## Task to complete
Look for the string "JSON" in every line, and copy each line that has it.

--- START OF Records provided ---

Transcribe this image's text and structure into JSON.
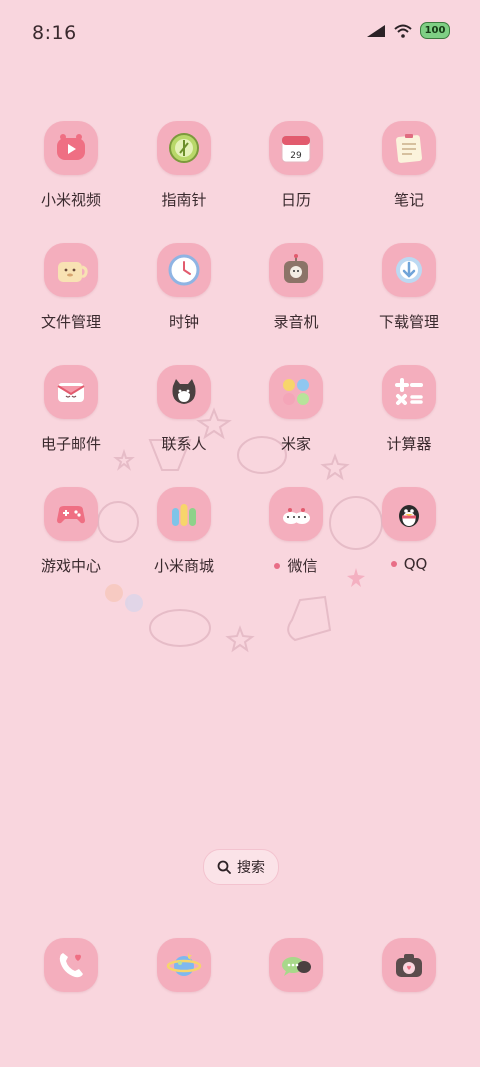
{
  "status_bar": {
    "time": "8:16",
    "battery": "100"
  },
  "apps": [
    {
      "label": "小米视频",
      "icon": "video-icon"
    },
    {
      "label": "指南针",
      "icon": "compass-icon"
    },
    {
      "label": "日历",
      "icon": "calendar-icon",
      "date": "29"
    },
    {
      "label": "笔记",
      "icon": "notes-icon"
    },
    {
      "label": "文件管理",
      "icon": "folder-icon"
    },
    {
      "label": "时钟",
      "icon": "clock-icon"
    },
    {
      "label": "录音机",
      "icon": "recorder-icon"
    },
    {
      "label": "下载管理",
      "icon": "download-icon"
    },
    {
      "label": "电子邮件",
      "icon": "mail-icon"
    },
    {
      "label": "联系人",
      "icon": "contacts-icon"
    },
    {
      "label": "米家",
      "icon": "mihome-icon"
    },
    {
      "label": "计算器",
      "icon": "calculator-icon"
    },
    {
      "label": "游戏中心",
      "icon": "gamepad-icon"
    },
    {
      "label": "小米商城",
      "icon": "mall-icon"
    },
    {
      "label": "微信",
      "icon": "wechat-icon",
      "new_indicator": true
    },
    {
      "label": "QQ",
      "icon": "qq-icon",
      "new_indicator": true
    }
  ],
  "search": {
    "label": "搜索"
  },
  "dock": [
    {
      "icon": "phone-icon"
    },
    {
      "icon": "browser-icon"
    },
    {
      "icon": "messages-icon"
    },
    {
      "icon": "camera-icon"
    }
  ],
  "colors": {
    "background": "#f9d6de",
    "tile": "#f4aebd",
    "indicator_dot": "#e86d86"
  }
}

--- END OF Records provided ---
--- START OF Records provided ---

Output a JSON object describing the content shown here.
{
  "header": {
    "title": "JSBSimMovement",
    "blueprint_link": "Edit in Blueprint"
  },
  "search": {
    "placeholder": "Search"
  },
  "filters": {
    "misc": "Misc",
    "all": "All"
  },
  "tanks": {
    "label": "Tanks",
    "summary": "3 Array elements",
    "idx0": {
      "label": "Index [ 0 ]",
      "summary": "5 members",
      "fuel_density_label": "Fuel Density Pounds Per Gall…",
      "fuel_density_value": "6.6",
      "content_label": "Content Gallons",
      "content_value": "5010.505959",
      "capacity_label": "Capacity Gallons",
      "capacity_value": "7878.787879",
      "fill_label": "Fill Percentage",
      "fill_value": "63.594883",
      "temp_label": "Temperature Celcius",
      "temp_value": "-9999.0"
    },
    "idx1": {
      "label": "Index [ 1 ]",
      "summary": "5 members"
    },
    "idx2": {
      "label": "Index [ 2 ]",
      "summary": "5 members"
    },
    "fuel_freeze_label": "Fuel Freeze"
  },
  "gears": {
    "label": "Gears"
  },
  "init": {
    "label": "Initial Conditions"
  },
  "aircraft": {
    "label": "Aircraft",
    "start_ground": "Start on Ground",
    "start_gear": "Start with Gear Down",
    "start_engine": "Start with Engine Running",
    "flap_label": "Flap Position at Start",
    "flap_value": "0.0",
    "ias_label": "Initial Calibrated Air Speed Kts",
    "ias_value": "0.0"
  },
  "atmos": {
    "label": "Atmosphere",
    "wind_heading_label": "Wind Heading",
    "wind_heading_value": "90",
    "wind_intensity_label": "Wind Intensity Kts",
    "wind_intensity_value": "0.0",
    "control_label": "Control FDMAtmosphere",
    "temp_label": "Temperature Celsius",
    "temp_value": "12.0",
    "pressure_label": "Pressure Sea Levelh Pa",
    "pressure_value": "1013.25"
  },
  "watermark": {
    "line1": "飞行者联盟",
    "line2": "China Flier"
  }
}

--- END OF Records provided ---

## Worked solution
Transcribe this image's text and structure into JSON.
Output a JSON object describing the content shown here.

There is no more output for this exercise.